━━━━━ Stored data
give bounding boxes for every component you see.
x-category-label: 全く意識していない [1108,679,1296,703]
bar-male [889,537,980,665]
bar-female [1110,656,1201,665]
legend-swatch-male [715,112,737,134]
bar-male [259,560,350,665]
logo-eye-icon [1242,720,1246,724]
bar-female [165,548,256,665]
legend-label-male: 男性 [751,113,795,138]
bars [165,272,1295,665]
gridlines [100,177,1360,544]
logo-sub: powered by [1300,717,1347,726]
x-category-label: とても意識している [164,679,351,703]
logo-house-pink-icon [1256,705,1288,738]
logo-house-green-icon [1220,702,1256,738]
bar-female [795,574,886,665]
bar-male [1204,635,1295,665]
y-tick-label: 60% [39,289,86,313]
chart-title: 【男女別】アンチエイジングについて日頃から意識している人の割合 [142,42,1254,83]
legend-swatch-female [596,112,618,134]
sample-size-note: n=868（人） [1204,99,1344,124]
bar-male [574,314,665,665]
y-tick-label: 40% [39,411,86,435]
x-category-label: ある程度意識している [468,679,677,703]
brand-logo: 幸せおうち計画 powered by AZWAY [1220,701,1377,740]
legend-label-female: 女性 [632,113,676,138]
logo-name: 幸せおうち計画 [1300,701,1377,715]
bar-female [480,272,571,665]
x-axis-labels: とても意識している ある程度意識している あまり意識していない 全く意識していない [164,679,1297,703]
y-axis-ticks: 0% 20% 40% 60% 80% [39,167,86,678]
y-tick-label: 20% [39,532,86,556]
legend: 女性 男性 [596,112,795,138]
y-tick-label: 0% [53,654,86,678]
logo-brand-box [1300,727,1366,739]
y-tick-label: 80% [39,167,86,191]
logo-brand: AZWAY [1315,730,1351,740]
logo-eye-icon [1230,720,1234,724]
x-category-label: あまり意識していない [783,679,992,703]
━━━━━━━━━━
## Stated goal
Please convert every line of the entries above into a JSON list of strings, with one string per line and blank lines left out.

## Output for this exercise
[
  "give bounding boxes for every component you see.",
  "x-category-label: 全く意識していない [1108,679,1296,703]",
  "bar-male [889,537,980,665]",
  "bar-female [1110,656,1201,665]",
  "legend-swatch-male [715,112,737,134]",
  "bar-male [259,560,350,665]",
  "logo-eye-icon [1242,720,1246,724]",
  "bar-female [165,548,256,665]",
  "legend-label-male: 男性 [751,113,795,138]",
  "bars [165,272,1295,665]",
  "gridlines [100,177,1360,544]",
  "logo-sub: powered by [1300,717,1347,726]",
  "x-category-label: とても意識している [164,679,351,703]",
  "logo-house-pink-icon [1256,705,1288,738]",
  "logo-house-green-icon [1220,702,1256,738]",
  "bar-female [795,574,886,665]",
  "bar-male [1204,635,1295,665]",
  "y-tick-label: 60% [39,289,86,313]",
  "chart-title: 【男女別】アンチエイジングについて日頃から意識している人の割合 [142,42,1254,83]",
  "legend-swatch-female [596,112,618,134]",
  "sample-size-note: n=868（人） [1204,99,1344,124]",
  "bar-male [574,314,665,665]",
  "y-tick-label: 40% [39,411,86,435]",
  "x-category-label: ある程度意識している [468,679,677,703]",
  "brand-logo: 幸せおうち計画 powered by AZWAY [1220,701,1377,740]",
  "legend-label-female: 女性 [632,113,676,138]",
  "logo-name: 幸せおうち計画 [1300,701,1377,715]",
  "bar-female [480,272,571,665]",
  "x-axis-labels: とても意識している ある程度意識している あまり意識していない 全く意識していない [164,679,1297,703]",
  "y-axis-ticks: 0% 20% 40% 60% 80% [39,167,86,678]",
  "y-tick-label: 20% [39,532,86,556]",
  "legend: 女性 男性 [596,112,795,138]",
  "y-tick-label: 0% [53,654,86,678]",
  "logo-brand-box [1300,727,1366,739]",
  "y-tick-label: 80% [39,167,86,191]",
  "logo-brand: AZWAY [1315,730,1351,740]",
  "logo-eye-icon [1230,720,1234,724]",
  "x-category-label: あまり意識していない [783,679,992,703]"
]